#### What is required
Can you convert every line of the data below into a JSON list of strings, one string per line, with blank lines left out? Leave the pictures out of the answer.
━━ Listing ━━
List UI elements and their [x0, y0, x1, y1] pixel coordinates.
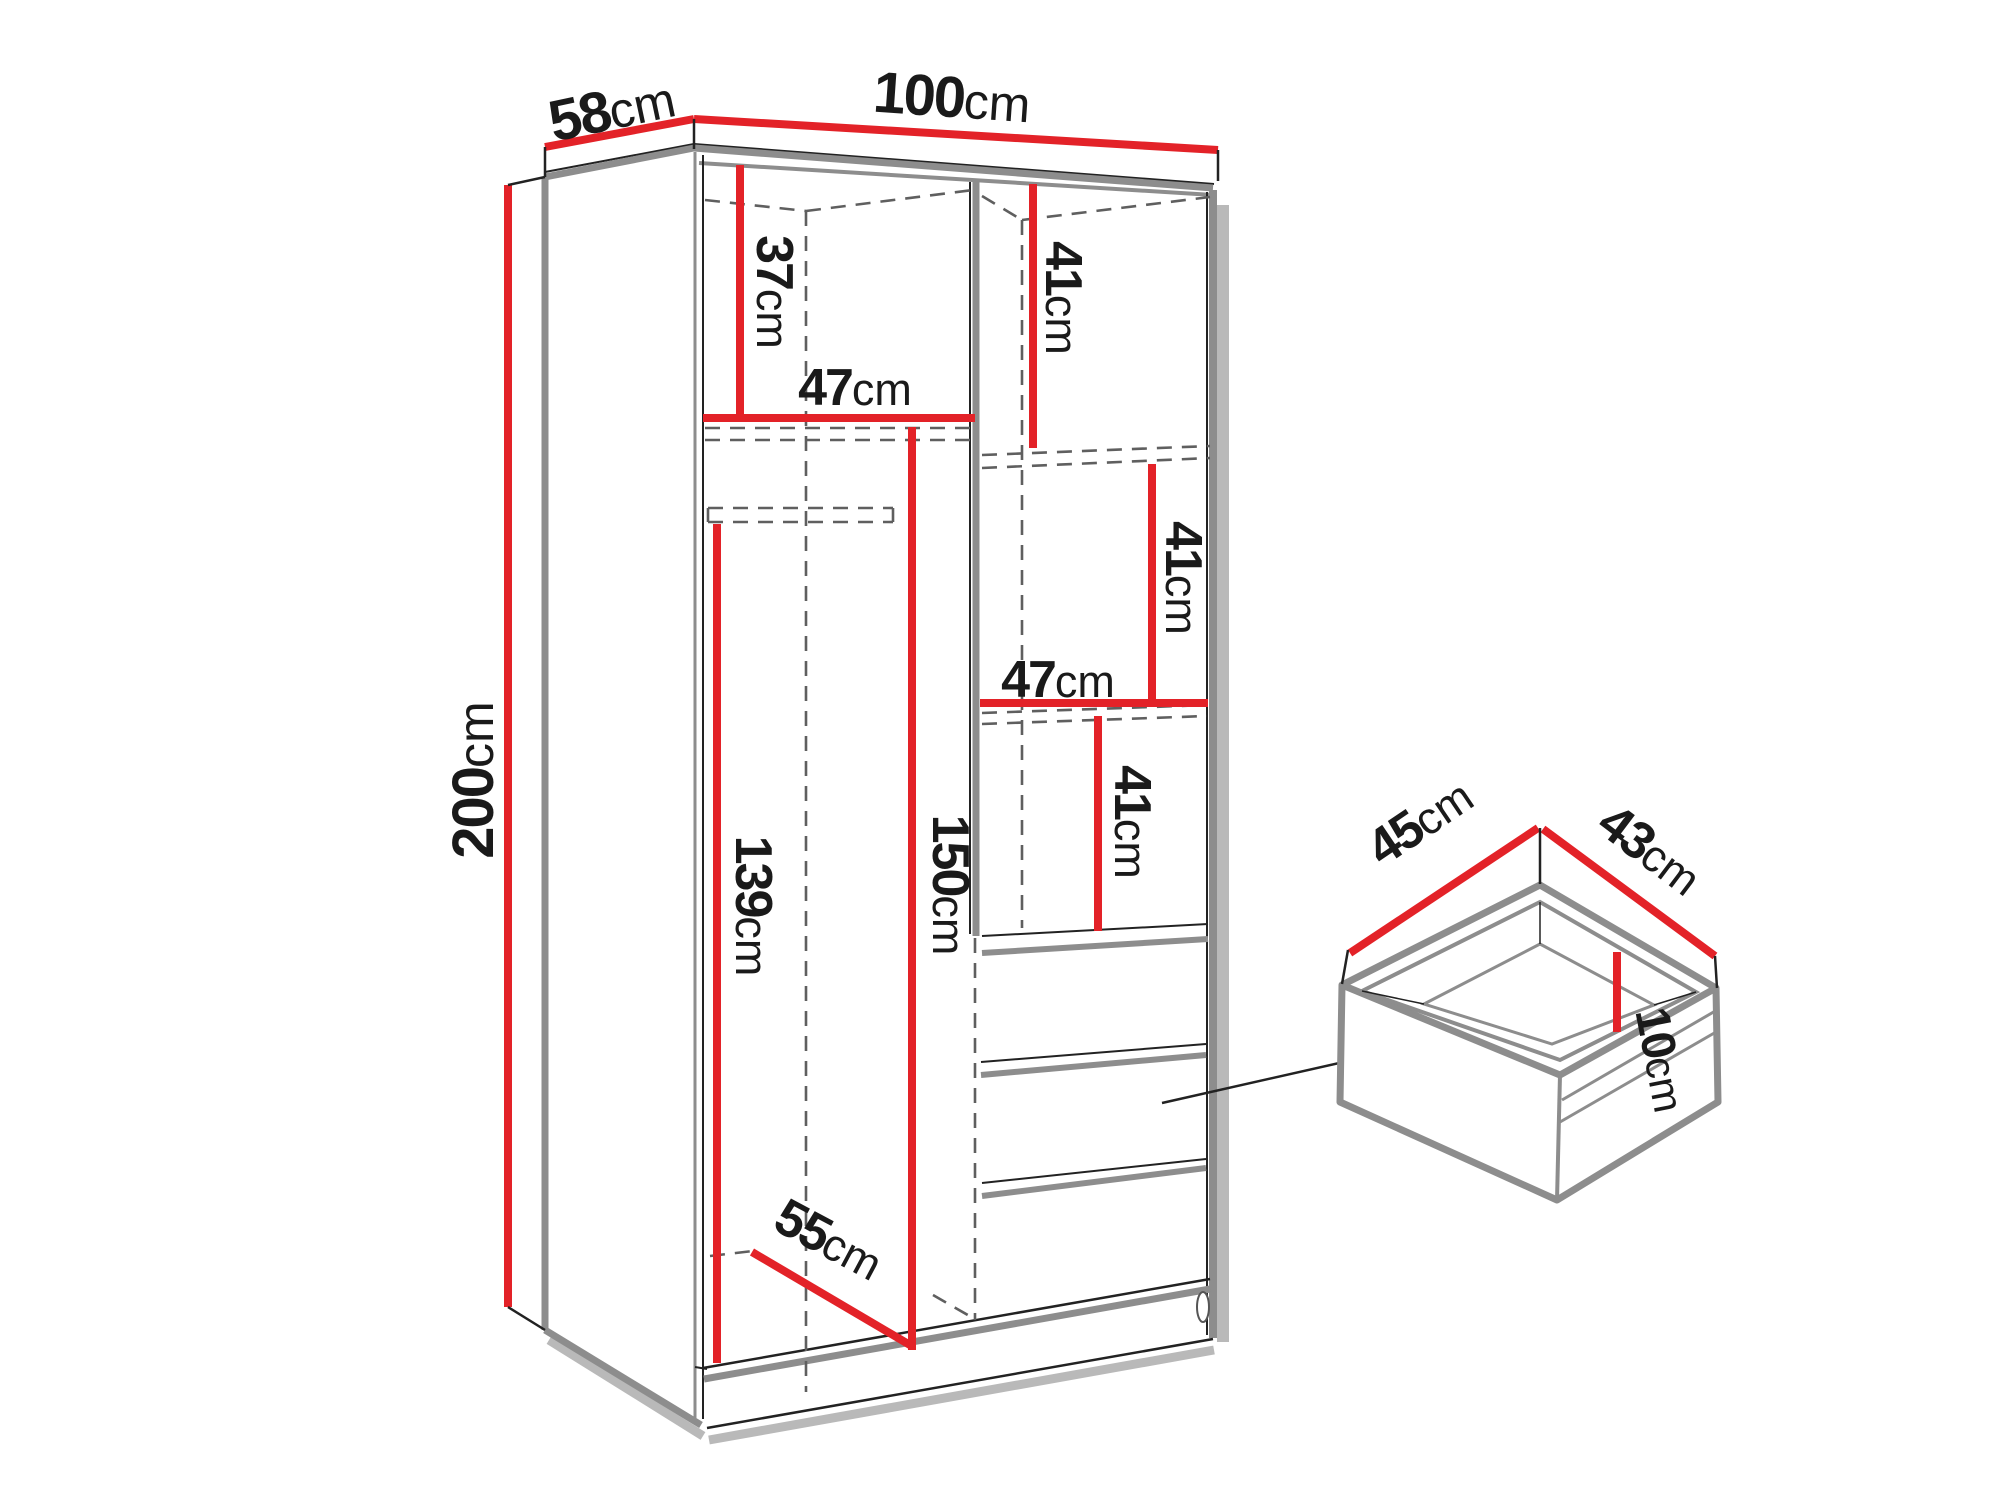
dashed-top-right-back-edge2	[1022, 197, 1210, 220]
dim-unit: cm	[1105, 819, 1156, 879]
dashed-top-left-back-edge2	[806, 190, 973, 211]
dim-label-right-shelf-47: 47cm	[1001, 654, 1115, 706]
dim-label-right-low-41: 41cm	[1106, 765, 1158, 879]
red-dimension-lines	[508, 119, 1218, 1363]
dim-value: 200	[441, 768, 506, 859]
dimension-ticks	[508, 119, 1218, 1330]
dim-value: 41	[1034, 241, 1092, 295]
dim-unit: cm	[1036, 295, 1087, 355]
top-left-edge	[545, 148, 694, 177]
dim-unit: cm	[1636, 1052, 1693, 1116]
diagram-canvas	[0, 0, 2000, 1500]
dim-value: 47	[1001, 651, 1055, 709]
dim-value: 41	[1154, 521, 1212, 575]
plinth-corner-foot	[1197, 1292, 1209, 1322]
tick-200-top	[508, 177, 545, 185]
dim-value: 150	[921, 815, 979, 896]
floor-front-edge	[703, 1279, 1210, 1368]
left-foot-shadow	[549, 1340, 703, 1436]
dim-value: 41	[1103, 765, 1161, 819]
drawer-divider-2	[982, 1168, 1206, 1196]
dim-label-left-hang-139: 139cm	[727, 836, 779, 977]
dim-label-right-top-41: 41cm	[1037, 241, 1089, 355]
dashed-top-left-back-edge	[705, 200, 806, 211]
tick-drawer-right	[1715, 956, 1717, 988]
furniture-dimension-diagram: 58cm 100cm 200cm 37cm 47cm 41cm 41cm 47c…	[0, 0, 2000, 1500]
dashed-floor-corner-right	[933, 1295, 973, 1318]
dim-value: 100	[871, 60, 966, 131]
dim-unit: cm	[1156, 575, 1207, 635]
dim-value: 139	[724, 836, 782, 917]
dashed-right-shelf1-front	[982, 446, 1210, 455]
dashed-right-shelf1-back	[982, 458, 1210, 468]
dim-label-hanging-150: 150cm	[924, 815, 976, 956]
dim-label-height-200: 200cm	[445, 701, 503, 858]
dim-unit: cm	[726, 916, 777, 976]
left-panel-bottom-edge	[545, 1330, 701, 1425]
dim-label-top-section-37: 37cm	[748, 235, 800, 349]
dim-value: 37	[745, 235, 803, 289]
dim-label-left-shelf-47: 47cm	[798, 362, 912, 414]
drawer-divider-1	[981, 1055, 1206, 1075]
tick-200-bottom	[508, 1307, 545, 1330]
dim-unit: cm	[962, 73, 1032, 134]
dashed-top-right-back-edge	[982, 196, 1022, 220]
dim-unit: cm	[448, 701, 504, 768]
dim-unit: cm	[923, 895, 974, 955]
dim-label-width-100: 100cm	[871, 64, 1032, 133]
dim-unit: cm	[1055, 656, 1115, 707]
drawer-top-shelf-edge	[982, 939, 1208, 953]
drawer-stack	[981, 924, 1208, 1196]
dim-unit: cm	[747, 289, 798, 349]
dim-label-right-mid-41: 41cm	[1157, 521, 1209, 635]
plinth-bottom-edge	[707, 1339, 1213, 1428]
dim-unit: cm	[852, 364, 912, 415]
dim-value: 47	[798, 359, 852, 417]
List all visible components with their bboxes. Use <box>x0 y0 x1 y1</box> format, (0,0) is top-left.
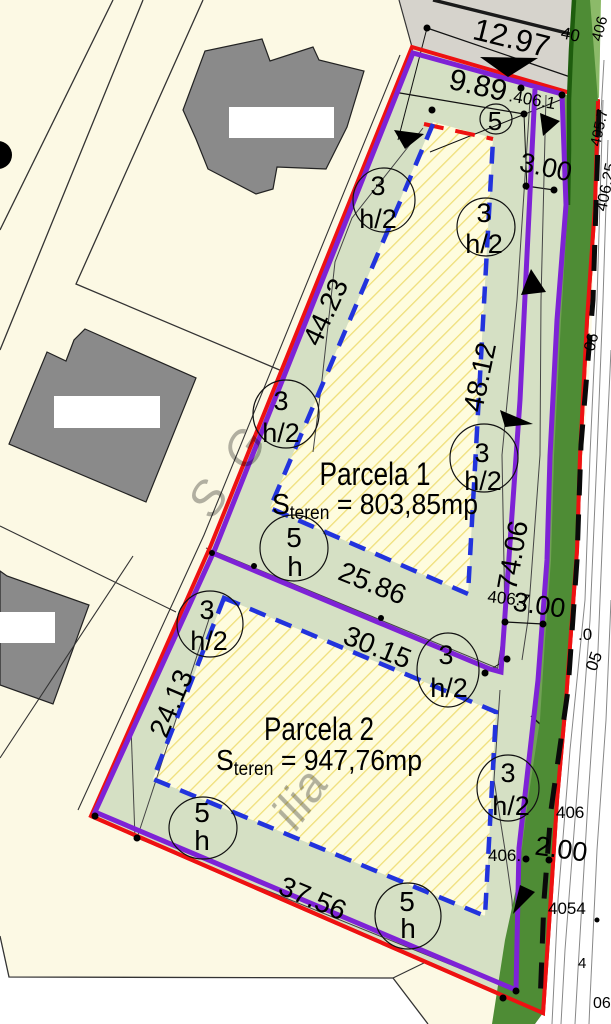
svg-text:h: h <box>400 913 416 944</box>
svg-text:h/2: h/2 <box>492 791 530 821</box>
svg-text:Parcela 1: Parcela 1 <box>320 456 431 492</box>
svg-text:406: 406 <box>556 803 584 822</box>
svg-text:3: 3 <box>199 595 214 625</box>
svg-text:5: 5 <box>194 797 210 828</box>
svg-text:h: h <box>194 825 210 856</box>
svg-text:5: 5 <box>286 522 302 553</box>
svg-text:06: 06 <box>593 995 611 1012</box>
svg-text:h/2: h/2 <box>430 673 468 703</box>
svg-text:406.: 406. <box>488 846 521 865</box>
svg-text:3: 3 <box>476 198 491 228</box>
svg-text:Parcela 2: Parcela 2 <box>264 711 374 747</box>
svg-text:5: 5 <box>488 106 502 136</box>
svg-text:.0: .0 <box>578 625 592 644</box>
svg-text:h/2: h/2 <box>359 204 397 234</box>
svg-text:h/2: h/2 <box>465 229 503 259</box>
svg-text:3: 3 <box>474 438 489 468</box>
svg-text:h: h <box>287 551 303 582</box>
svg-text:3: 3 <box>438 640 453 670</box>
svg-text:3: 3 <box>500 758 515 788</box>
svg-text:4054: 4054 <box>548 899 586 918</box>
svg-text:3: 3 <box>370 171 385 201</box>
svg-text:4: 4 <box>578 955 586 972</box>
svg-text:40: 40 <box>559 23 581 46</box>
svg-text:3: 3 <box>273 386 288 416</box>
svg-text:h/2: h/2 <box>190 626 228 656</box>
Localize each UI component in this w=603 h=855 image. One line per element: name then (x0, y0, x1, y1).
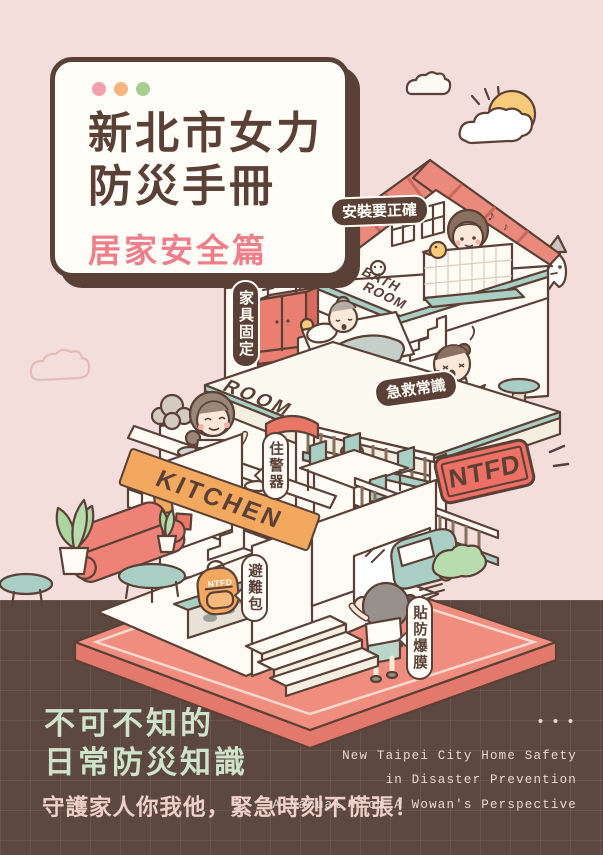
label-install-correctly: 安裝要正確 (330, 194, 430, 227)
━━━
#### Result
[
  "List UI elements and their [x0, y0, x1, y1] pixel coordinates.",
  "dashed-top-right-back-edge2\t[1022, 197, 1210, 220]",
  "dim-unit: cm\t[1105, 819, 1156, 879]",
  "dashed-top-left-back-edge2\t[806, 190, 973, 211]",
  "dim-label-right-shelf-47: 47cm\t[1001, 654, 1115, 706]",
  "dim-label-right-low-41: 41cm\t[1106, 765, 1158, 879]",
  "red-dimension-lines\t[508, 119, 1218, 1363]",
  "dim-value: 200\t[441, 768, 506, 859]",
  "dimension-ticks\t[508, 119, 1218, 1330]",
  "dim-value: 41\t[1034, 241, 1092, 295]",
  "dim-unit: cm\t[1036, 295, 1087, 355]",
  "top-left-edge\t[545, 148, 694, 177]",
  "dim-unit: cm\t[1636, 1052, 1693, 1116]",
  "diagram-canvas\t[0, 0, 2000, 1500]",
  "dim-value: 47\t[1001, 651, 1055, 709]",
  "dim-value: 41\t[1154, 521, 1212, 575]",
  "plinth-corner-foot\t[1197, 1292, 1209, 1322]",
  "tick-200-top\t[508, 177, 545, 185]",
  "dim-value: 150\t[921, 815, 979, 896]",
  "floor-front-edge\t[703, 1279, 1210, 1368]",
  "left-foot-shadow\t[549, 1340, 703, 1436]",
  "dim-value: 41\t[1103, 765, 1161, 819]",
  "drawer-divider-2\t[982, 1168, 1206, 1196]",
  "dim-label-left-hang-139: 139cm\t[727, 836, 779, 977]",
  "dim-label-right-top-41: 41cm\t[1037, 241, 1089, 355]",
  "dashed-top-left-back-edge\t[705, 200, 806, 211]",
  "tick-drawer-right\t[1715, 956, 1717, 988]",
  "furniture-dimension-diagram: 58cm 100cm 200cm 37cm 47cm 41cm 41cm 47c…\t[0, 0, 2000, 1500]",
  "dashed-floor-corner-right\t[933, 1295, 973, 1318]",
  "dim-value: 100\t[871, 60, 966, 131]",
  "dim-unit: cm\t[1156, 575, 1207, 635]",
  "dim-value: 139\t[724, 836, 782, 917]",
  "dashed-right-shelf1-front\t[982, 446, 1210, 455]",
  "dashed-right-shelf1-back\t[982, 458, 1210, 468]",
  "dim-label-hanging-150: 150cm\t[924, 815, 976, 956]",
  "dim-label-height-200: 200cm\t[445, 701, 503, 858]",
  "dim-unit: cm\t[726, 916, 777, 976]",
  "left-panel-bottom-edge\t[545, 1330, 701, 1425]",
  "dim-label-top-section-37: 37cm\t[748, 235, 800, 349]",
  "dim-value: 37\t[745, 235, 803, 289]",
  "dim-label-left-shelf-47: 47cm\t[798, 362, 912, 414]",
  "drawer-divider-1\t[981, 1055, 1206, 1075]",
  "tick-200-bottom\t[508, 1307, 545, 1330]",
  "dim-unit: cm\t[962, 73, 1032, 134]",
  "dashed-top-right-back-edge\t[982, 196, 1022, 220]",
  "dim-unit: cm\t[448, 701, 504, 768]",
  "dim-unit: cm\t[923, 895, 974, 955]",
  "dim-label-width-100: 100cm\t[871, 64, 1032, 133]",
  "dim-unit: cm\t[1055, 656, 1115, 707]",
  "drawer-top-shelf-edge\t[982, 939, 1208, 953]",
  "drawer-stack\t[981, 924, 1208, 1196]",
  "dim-unit: cm\t[747, 289, 798, 349]",
  "dim-label-right-mid-41: 41cm\t[1157, 521, 1209, 635]",
  "plinth-bottom-edge\t[707, 1339, 1213, 1428]",
  "dim-unit: cm\t[852, 364, 912, 415]",
  "dim-value: 47\t[798, 359, 852, 417]",
  "List all visible components with their bboxes. Use <box>x0 y0 x1 y1</box> format, (0,0) is top-left.",
  "svg-text:h: h <box>400 913 416 944</box>",
  "svg-text:h/2: h/2 <box>492 791 530 821</box>",
  "svg-text:Parcela 1: Parcela 1 <box>320 456 431 492</box>",
  "svg-text:406: 406 <box>556 803 584 822</box>",
  "svg-text:3: 3 <box>199 595 214 625</box>",
  "svg-text:5: 5 <box>194 797 210 828</box>",
  "svg-text:h: h <box>194 825 210 856</box>",
  "svg-text:5: 5 <box>286 522 302 553</box>",
  "svg-text:06: 06 <box>593 995 611 1012</box>",
  "svg-text:h/2: h/2 <box>430 673 468 703</box>",
  "svg-text:406.: 406. <box>488 846 521 865</box>",
  "svg-text:3: 3 <box>476 198 491 228</box>",
  "svg-text:Parcela 2: Parcela 2 <box>264 711 374 747</box>",
  "svg-text:5: 5 <box>488 106 502 136</box>",
  "svg-text:.0: .0 <box>578 625 592 644</box>",
  "svg-text:h/2: h/2 <box>359 204 397 234</box>",
  "svg-text:h/2: h/2 <box>465 229 503 259</box>",
  "svg-text:3: 3 <box>474 438 489 468</box>",
  "svg-text:h: h <box>287 551 303 582</box>",
  "svg-text:3: 3 <box>438 640 453 670</box>",
  "svg-text:3: 3 <box>500 758 515 788</box>",
  "svg-text:4054: 4054 <box>548 899 586 918</box>",
  "svg-text:3: 3 <box>370 171 385 201</box>",
  "svg-text:4: 4 <box>578 955 586 972</box>",
  "svg-text:40: 40 <box>559 23 581 46</box>",
  "svg-text:3: 3 <box>273 386 288 416</box>",
  "svg-text:h/2: h/2 <box>190 626 228 656</box>",
  "Localize each UI component in this w=603 h=855 image. One line per element: name then (x0, y0, x1, y1).",
  "label-install-correctly: 安裝要正確 (330, 194, 430, 227)"
]